■ Required work:
Copy every line in the records below that contains the word "JSON".

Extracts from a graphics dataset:
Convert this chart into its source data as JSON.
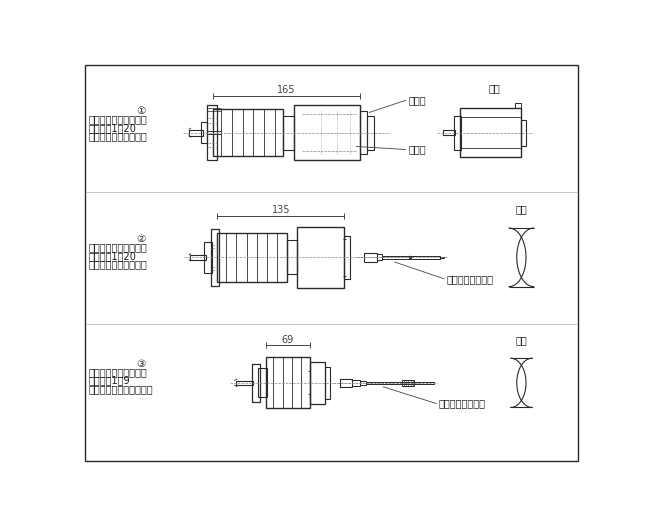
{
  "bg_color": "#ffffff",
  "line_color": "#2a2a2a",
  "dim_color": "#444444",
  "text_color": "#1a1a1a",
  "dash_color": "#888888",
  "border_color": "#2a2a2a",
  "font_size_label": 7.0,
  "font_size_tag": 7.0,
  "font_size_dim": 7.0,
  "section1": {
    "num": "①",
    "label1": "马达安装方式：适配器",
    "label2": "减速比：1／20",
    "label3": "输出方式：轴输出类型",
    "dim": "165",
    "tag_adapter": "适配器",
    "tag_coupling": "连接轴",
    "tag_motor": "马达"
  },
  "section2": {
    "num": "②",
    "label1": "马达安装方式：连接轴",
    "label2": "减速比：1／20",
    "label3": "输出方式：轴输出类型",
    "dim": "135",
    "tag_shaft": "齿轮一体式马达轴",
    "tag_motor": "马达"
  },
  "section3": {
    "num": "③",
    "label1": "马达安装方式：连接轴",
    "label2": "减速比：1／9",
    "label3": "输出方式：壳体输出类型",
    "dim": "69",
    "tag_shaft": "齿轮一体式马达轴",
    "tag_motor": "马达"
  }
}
* * *
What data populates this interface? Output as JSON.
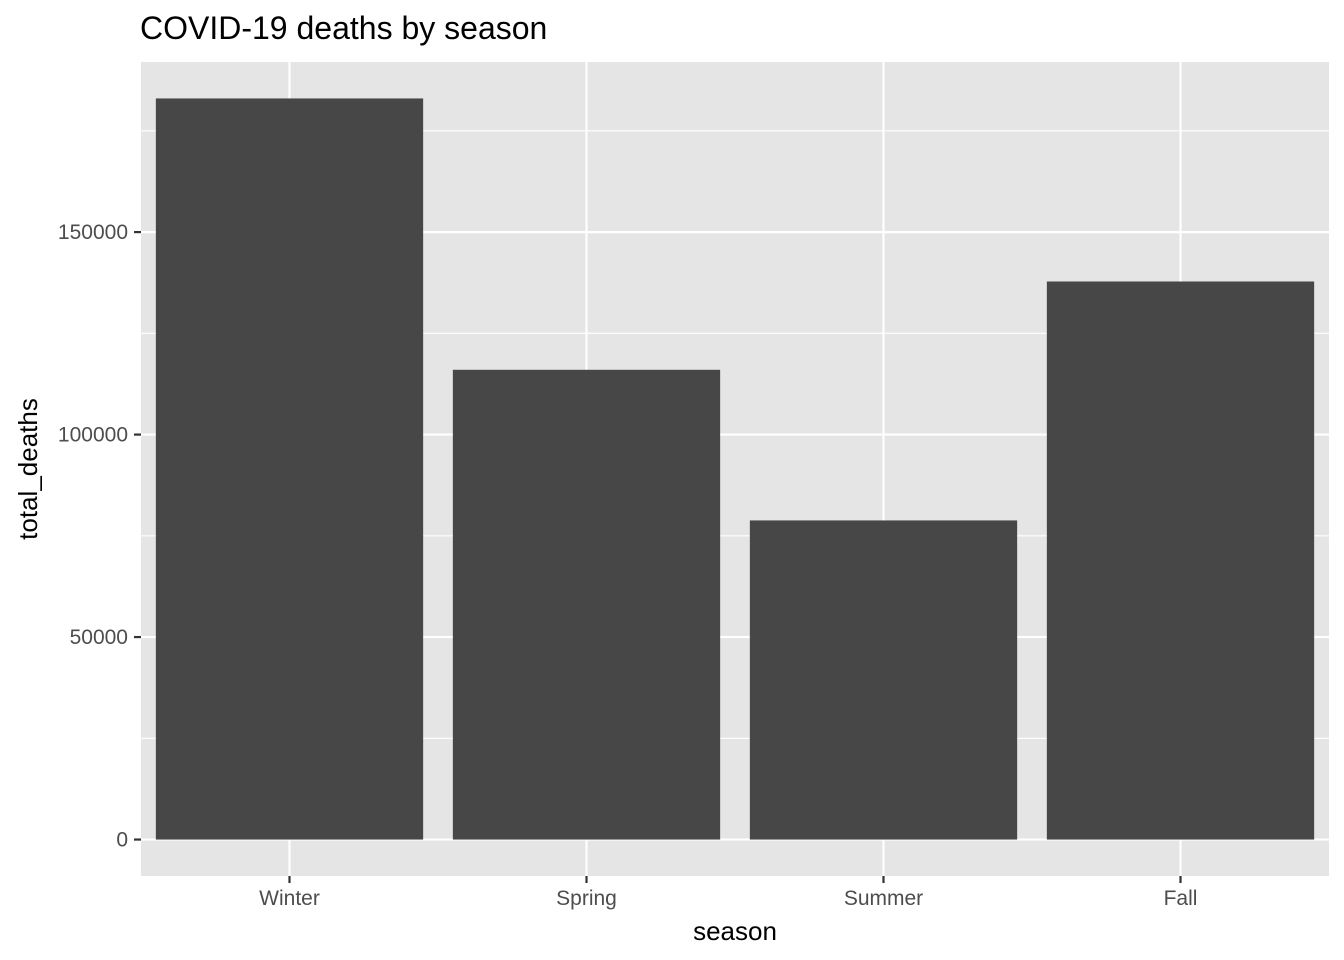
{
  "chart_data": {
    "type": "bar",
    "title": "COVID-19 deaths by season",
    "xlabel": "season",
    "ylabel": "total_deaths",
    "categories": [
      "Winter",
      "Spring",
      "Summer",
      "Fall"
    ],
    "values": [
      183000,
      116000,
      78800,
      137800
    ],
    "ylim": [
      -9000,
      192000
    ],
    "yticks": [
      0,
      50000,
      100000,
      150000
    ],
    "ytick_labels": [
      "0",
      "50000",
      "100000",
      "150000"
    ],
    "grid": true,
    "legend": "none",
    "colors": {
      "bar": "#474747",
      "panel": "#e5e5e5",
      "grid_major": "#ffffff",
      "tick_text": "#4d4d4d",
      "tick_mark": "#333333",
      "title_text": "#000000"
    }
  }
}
==
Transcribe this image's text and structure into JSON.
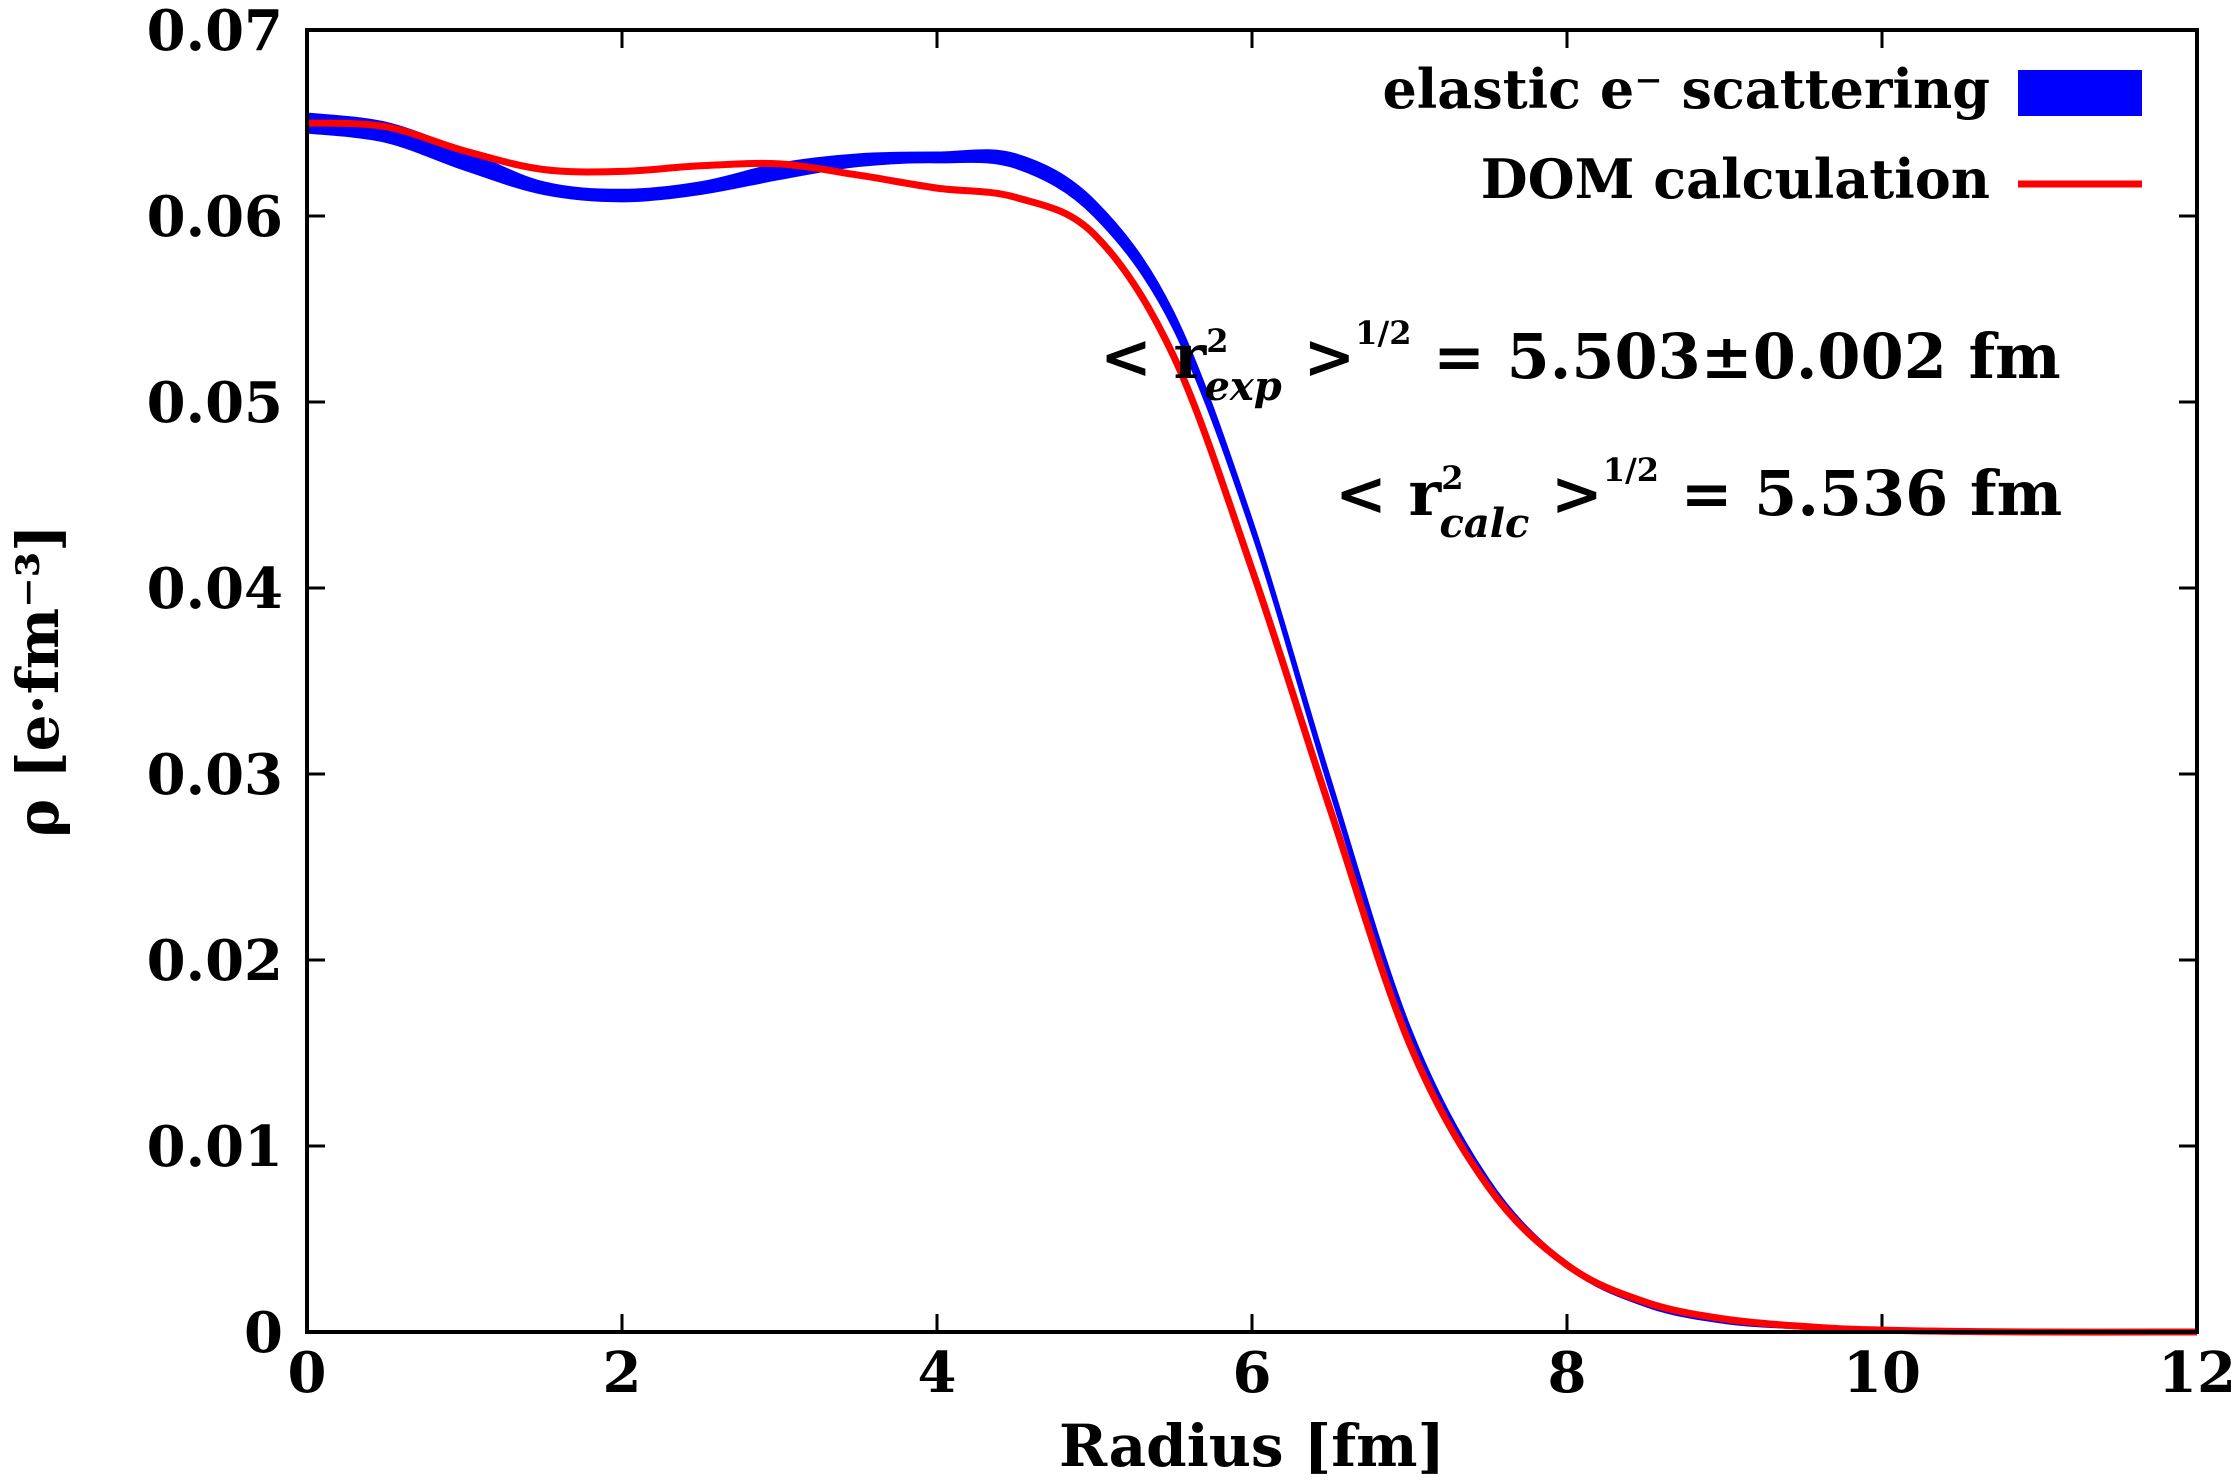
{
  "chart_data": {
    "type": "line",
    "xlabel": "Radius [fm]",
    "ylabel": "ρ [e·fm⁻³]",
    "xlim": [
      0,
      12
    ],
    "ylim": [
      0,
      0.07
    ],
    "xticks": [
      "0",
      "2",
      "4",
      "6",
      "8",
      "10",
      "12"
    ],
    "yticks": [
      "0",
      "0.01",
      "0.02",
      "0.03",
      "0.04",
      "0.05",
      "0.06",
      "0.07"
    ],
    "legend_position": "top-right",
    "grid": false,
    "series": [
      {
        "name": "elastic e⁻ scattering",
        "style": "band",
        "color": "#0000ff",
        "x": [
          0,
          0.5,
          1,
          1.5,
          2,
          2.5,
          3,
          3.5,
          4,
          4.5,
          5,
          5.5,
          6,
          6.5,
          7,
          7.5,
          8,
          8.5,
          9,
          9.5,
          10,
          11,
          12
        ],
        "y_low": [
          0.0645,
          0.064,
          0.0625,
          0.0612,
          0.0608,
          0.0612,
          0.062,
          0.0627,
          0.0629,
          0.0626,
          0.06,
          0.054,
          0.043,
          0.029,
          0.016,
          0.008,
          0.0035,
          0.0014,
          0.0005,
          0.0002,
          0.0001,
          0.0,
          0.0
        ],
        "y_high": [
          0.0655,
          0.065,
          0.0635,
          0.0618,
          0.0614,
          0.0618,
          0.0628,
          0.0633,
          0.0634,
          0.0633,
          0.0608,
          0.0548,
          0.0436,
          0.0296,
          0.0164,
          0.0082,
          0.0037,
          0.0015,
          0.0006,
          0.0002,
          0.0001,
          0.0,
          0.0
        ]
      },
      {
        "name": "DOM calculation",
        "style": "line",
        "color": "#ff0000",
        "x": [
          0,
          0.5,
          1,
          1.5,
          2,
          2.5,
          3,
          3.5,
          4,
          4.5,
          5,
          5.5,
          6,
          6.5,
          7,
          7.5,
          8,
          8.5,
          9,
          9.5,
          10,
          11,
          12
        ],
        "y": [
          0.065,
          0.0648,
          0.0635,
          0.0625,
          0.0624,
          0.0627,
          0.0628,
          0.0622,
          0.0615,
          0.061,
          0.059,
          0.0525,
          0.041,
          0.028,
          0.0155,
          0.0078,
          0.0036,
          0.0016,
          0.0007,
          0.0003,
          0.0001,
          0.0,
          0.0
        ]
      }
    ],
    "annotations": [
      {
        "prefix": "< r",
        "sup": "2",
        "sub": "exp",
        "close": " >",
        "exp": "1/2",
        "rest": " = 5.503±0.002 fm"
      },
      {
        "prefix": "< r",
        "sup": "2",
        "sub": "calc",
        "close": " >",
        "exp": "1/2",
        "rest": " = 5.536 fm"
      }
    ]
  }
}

■ Exercise response:
Convert this chart into its source data as JSON.
What data populates this interface? Output as JSON.
Transcribe this image's text and structure into JSON.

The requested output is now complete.